Start of Records shown

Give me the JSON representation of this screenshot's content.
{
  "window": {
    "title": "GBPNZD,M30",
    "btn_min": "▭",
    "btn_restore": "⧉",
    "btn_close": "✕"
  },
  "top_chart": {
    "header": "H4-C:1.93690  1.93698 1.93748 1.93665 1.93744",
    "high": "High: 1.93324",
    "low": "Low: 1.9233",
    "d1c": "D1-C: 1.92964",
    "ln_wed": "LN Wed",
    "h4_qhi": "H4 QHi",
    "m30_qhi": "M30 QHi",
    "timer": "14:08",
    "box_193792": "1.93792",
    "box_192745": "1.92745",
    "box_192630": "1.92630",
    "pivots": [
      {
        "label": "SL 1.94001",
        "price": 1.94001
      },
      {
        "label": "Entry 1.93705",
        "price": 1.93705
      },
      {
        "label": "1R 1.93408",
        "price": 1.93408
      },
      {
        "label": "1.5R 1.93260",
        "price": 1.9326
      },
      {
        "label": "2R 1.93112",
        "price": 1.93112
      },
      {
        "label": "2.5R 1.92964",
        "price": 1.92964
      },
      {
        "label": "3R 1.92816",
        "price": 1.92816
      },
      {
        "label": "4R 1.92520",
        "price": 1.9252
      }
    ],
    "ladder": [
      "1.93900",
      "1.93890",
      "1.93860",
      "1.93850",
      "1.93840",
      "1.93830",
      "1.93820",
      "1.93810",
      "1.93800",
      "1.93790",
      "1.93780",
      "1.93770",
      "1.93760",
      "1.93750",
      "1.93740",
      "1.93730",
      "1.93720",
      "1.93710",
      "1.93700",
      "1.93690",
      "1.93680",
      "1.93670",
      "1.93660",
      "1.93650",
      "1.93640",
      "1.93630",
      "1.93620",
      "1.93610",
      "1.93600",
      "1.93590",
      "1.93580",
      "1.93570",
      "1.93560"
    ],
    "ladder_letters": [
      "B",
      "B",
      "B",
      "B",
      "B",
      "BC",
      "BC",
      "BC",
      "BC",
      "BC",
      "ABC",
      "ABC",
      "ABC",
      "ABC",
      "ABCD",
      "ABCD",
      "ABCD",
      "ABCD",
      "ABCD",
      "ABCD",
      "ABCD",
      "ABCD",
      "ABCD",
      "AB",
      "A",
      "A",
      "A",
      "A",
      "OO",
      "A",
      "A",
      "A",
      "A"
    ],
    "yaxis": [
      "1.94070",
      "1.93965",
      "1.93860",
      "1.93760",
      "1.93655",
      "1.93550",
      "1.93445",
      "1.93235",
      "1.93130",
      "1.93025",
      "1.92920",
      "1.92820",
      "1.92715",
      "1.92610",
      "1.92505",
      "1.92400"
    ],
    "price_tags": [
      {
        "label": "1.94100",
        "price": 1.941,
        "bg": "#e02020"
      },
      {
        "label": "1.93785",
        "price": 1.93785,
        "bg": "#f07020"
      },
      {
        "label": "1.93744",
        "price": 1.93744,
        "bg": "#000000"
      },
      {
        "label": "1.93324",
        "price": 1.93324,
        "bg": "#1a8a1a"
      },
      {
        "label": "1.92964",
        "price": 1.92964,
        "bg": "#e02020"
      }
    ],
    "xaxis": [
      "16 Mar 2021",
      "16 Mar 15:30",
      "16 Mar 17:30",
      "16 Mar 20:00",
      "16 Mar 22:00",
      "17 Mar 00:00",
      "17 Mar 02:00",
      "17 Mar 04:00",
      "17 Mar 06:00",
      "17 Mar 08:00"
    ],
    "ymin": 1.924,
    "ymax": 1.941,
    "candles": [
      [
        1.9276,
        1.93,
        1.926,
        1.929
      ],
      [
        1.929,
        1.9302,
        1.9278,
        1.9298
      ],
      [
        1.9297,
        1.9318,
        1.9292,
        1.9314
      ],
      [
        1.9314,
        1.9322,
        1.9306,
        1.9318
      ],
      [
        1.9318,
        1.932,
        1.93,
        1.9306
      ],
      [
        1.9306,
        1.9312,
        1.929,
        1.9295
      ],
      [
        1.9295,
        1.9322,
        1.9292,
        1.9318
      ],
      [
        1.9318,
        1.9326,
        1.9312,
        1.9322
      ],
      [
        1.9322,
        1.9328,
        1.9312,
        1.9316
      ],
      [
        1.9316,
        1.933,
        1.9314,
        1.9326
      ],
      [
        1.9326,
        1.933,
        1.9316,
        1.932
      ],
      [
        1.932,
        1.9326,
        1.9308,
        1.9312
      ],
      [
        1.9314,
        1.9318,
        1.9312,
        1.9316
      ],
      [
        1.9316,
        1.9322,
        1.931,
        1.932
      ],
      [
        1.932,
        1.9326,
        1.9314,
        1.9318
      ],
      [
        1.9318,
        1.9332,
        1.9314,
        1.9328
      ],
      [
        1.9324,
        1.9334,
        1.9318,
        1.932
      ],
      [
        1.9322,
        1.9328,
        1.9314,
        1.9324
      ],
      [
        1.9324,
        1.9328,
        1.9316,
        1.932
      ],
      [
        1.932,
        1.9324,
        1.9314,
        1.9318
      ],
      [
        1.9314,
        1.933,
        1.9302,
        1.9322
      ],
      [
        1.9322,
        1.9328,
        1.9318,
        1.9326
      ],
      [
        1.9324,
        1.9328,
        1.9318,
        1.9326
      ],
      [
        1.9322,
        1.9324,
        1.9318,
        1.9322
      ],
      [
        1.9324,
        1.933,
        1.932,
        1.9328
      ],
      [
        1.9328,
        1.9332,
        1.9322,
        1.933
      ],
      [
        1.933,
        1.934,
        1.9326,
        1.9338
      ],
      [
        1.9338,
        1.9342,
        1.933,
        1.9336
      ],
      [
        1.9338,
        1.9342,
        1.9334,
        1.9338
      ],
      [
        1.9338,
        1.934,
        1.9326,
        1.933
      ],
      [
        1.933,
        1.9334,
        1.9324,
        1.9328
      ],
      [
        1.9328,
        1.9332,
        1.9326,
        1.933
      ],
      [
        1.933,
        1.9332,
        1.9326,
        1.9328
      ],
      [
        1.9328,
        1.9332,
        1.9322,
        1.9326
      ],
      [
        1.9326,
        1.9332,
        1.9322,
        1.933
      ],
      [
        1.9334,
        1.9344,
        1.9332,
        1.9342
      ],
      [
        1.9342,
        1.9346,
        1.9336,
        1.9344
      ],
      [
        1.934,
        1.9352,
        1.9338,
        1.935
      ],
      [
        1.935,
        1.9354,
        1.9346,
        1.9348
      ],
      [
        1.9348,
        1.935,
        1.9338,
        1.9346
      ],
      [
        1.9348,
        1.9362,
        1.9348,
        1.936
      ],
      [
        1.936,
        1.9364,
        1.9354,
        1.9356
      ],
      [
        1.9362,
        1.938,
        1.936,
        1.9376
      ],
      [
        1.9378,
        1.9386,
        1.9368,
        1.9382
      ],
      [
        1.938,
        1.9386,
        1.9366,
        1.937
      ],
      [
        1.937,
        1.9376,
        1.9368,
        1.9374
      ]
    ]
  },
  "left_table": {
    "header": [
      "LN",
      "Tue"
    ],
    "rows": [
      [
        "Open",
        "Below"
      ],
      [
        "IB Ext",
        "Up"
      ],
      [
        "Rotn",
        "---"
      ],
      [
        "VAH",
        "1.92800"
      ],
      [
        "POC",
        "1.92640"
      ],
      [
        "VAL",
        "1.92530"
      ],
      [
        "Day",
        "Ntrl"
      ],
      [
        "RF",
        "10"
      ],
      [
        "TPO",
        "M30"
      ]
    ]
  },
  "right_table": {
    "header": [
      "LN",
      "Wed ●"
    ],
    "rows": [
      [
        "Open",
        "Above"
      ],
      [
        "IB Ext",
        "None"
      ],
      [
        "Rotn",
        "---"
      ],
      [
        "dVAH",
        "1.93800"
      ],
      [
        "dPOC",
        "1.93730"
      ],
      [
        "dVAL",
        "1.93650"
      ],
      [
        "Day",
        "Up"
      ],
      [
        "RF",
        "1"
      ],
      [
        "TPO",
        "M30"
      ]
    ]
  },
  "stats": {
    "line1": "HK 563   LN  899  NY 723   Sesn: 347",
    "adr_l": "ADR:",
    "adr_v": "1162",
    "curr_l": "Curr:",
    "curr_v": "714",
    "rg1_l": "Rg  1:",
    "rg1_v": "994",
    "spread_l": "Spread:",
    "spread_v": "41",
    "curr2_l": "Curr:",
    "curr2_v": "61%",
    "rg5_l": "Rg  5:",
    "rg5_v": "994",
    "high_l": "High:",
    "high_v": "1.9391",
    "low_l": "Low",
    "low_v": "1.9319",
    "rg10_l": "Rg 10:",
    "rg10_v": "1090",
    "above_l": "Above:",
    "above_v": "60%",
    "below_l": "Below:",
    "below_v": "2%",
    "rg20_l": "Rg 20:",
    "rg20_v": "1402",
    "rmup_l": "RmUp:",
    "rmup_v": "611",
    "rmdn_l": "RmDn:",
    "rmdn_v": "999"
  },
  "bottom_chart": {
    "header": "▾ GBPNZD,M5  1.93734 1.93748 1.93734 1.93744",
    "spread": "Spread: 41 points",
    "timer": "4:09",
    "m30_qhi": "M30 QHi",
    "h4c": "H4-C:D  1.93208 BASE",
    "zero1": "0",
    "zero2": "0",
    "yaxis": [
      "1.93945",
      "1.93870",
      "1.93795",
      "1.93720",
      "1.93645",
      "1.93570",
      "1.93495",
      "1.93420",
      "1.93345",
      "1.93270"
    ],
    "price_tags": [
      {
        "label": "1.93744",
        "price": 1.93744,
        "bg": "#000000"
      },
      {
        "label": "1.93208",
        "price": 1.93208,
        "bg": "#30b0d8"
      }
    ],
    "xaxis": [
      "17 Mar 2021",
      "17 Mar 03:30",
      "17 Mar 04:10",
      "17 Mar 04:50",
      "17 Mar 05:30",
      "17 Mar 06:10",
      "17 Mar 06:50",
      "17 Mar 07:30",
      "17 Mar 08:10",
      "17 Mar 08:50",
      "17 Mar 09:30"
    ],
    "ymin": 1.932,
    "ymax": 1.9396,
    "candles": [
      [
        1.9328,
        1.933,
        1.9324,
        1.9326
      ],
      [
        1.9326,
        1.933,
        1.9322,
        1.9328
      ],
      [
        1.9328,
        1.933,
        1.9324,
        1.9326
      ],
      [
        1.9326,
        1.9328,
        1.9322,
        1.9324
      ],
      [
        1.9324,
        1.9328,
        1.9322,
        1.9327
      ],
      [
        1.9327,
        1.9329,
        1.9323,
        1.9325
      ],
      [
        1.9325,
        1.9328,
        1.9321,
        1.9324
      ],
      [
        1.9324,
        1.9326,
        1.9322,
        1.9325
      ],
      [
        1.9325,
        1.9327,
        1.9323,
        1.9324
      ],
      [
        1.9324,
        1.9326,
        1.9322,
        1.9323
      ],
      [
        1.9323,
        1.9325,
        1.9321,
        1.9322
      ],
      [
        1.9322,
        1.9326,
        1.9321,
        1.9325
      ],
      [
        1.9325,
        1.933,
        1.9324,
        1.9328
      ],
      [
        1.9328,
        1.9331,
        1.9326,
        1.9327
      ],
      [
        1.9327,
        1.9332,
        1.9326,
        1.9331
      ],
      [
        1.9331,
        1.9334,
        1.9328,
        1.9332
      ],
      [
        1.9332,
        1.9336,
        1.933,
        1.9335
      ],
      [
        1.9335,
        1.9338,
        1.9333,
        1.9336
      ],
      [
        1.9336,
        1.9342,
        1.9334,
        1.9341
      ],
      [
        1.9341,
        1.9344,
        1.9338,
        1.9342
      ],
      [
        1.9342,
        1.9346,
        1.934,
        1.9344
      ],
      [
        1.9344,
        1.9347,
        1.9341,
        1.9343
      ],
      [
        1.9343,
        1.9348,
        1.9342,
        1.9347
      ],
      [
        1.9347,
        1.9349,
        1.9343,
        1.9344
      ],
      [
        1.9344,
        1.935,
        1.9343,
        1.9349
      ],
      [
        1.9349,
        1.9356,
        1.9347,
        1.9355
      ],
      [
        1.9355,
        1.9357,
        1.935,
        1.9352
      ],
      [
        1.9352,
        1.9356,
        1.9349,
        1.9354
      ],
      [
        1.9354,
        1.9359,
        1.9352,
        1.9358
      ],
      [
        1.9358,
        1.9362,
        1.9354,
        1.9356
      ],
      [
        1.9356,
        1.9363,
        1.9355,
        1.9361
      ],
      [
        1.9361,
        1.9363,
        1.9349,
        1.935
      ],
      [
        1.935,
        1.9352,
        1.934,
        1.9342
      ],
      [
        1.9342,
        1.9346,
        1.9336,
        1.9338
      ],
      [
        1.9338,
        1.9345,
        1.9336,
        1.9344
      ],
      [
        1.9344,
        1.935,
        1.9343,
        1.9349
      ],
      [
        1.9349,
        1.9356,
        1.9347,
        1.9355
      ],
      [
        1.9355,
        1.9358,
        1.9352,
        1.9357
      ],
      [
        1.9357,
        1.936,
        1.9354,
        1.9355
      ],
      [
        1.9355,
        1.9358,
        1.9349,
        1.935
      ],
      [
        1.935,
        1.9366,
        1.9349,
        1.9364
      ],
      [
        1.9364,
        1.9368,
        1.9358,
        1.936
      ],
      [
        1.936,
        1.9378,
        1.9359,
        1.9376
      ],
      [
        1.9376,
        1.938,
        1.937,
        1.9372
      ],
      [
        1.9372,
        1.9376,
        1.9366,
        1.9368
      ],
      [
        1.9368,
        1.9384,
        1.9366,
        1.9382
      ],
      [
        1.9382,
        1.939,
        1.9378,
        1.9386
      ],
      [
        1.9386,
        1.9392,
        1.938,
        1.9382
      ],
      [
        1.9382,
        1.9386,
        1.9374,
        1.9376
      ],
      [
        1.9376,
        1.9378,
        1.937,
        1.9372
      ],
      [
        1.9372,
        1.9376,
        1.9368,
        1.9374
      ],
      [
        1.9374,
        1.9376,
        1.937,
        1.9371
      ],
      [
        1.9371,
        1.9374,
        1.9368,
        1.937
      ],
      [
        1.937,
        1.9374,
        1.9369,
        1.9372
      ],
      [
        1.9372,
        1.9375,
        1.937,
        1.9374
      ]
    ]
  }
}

End of Records shown

→ **Set task**: Write out every line of the entries that holds the word "GBPNZD".

→ **Expected answer**:
    "title": "GBPNZD,M30",
    "header": "▾ GBPNZD,M5  1.93734 1.93748 1.93734 1.93744",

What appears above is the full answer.